Exercise prompt: Print the data that follows exactly.

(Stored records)
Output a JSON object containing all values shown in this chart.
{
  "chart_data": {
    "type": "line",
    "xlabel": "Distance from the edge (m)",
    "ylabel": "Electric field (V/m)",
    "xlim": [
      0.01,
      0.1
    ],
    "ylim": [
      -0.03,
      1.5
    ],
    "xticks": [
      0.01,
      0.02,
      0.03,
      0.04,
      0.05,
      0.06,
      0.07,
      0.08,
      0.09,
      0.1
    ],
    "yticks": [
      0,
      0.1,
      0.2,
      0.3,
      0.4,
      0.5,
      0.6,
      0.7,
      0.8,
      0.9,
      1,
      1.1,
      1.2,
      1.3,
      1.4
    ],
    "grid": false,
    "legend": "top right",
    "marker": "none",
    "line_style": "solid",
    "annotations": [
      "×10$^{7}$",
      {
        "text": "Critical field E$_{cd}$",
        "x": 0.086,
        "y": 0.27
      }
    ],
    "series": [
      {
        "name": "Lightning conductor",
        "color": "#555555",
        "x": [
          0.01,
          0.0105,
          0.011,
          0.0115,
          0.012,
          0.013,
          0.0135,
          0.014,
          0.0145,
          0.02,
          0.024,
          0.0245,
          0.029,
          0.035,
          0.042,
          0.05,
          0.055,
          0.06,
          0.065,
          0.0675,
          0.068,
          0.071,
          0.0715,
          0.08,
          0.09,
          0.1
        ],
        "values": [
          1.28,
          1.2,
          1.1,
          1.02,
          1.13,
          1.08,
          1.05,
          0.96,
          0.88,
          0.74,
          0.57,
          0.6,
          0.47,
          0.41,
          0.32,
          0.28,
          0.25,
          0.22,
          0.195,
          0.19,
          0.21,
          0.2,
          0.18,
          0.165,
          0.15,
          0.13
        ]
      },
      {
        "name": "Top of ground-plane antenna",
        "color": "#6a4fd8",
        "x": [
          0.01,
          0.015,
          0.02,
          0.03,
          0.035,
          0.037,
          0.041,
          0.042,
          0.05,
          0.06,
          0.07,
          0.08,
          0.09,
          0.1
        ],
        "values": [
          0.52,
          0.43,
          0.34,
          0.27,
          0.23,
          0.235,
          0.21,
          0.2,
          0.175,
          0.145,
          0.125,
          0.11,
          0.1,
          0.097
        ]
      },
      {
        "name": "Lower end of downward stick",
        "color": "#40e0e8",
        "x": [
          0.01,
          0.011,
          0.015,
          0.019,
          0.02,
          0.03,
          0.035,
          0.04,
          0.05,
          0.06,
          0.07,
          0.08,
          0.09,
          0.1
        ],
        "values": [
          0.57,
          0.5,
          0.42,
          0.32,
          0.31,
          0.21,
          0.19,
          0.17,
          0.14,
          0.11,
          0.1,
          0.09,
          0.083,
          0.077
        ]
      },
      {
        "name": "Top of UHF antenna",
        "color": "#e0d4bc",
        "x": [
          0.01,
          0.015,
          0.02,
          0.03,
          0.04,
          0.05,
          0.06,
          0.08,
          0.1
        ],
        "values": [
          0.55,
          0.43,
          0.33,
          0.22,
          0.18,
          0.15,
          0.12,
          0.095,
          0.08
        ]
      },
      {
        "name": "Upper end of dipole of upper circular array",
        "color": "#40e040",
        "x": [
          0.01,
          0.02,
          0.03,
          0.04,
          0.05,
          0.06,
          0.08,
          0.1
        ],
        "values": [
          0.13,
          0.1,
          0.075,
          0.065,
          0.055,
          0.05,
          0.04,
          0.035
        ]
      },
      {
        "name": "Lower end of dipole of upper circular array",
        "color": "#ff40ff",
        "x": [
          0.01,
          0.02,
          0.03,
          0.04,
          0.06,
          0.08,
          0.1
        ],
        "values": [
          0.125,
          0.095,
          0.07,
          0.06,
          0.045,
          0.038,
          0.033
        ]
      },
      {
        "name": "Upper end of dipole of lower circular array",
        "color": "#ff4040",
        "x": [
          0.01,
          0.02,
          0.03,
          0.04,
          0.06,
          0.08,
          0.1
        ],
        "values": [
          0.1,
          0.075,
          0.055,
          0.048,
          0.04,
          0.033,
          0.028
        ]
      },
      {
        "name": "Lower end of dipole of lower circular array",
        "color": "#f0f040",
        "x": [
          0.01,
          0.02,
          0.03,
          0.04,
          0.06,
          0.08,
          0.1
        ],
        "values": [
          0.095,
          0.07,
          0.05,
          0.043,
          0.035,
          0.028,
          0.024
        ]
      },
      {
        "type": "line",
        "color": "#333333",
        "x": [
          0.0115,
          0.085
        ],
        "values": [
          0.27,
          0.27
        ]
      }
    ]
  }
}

Response for this exercise:
Output a JSON object containing all values shown in this chart.
{
  "chart_data": {
    "type": "line",
    "xlabel": "Distance from the edge (m)",
    "ylabel": "Electric field (V/m)",
    "xlim": [
      0.01,
      0.1
    ],
    "ylim": [
      -0.03,
      1.5
    ],
    "xticks": [
      0.01,
      0.02,
      0.03,
      0.04,
      0.05,
      0.06,
      0.07,
      0.08,
      0.09,
      0.1
    ],
    "yticks": [
      0,
      0.1,
      0.2,
      0.3,
      0.4,
      0.5,
      0.6,
      0.7,
      0.8,
      0.9,
      1,
      1.1,
      1.2,
      1.3,
      1.4
    ],
    "grid": false,
    "legend": "top right",
    "marker": "none",
    "line_style": "solid",
    "annotations": [
      "×10$^{7}$",
      {
        "text": "Critical field E$_{cd}$",
        "x": 0.086,
        "y": 0.27
      }
    ],
    "series": [
      {
        "name": "Lightning conductor",
        "color": "#555555",
        "x": [
          0.01,
          0.0105,
          0.011,
          0.0115,
          0.012,
          0.013,
          0.0135,
          0.014,
          0.0145,
          0.02,
          0.024,
          0.0245,
          0.029,
          0.035,
          0.042,
          0.05,
          0.055,
          0.06,
          0.065,
          0.0675,
          0.068,
          0.071,
          0.0715,
          0.08,
          0.09,
          0.1
        ],
        "values": [
          1.28,
          1.2,
          1.1,
          1.02,
          1.13,
          1.08,
          1.05,
          0.96,
          0.88,
          0.74,
          0.57,
          0.6,
          0.47,
          0.41,
          0.32,
          0.28,
          0.25,
          0.22,
          0.195,
          0.19,
          0.21,
          0.2,
          0.18,
          0.165,
          0.15,
          0.13
        ]
      },
      {
        "name": "Top of ground-plane antenna",
        "color": "#6a4fd8",
        "x": [
          0.01,
          0.015,
          0.02,
          0.03,
          0.035,
          0.037,
          0.041,
          0.042,
          0.05,
          0.06,
          0.07,
          0.08,
          0.09,
          0.1
        ],
        "values": [
          0.52,
          0.43,
          0.34,
          0.27,
          0.23,
          0.235,
          0.21,
          0.2,
          0.175,
          0.145,
          0.125,
          0.11,
          0.1,
          0.097
        ]
      },
      {
        "name": "Lower end of downward stick",
        "color": "#40e0e8",
        "x": [
          0.01,
          0.011,
          0.015,
          0.019,
          0.02,
          0.03,
          0.035,
          0.04,
          0.05,
          0.06,
          0.07,
          0.08,
          0.09,
          0.1
        ],
        "values": [
          0.57,
          0.5,
          0.42,
          0.32,
          0.31,
          0.21,
          0.19,
          0.17,
          0.14,
          0.11,
          0.1,
          0.09,
          0.083,
          0.077
        ]
      },
      {
        "name": "Top of UHF antenna",
        "color": "#e0d4bc",
        "x": [
          0.01,
          0.015,
          0.02,
          0.03,
          0.04,
          0.05,
          0.06,
          0.08,
          0.1
        ],
        "values": [
          0.55,
          0.43,
          0.33,
          0.22,
          0.18,
          0.15,
          0.12,
          0.095,
          0.08
        ]
      },
      {
        "name": "Upper end of dipole of upper circular array",
        "color": "#40e040",
        "x": [
          0.01,
          0.02,
          0.03,
          0.04,
          0.05,
          0.06,
          0.08,
          0.1
        ],
        "values": [
          0.13,
          0.1,
          0.075,
          0.065,
          0.055,
          0.05,
          0.04,
          0.035
        ]
      },
      {
        "name": "Lower end of dipole of upper circular array",
        "color": "#ff40ff",
        "x": [
          0.01,
          0.02,
          0.03,
          0.04,
          0.06,
          0.08,
          0.1
        ],
        "values": [
          0.125,
          0.095,
          0.07,
          0.06,
          0.045,
          0.038,
          0.033
        ]
      },
      {
        "name": "Upper end of dipole of lower circular array",
        "color": "#ff4040",
        "x": [
          0.01,
          0.02,
          0.03,
          0.04,
          0.06,
          0.08,
          0.1
        ],
        "values": [
          0.1,
          0.075,
          0.055,
          0.048,
          0.04,
          0.033,
          0.028
        ]
      },
      {
        "name": "Lower end of dipole of lower circular array",
        "color": "#f0f040",
        "x": [
          0.01,
          0.02,
          0.03,
          0.04,
          0.06,
          0.08,
          0.1
        ],
        "values": [
          0.095,
          0.07,
          0.05,
          0.043,
          0.035,
          0.028,
          0.024
        ]
      },
      {
        "type": "line",
        "color": "#333333",
        "x": [
          0.0115,
          0.085
        ],
        "values": [
          0.27,
          0.27
        ]
      }
    ]
  }
}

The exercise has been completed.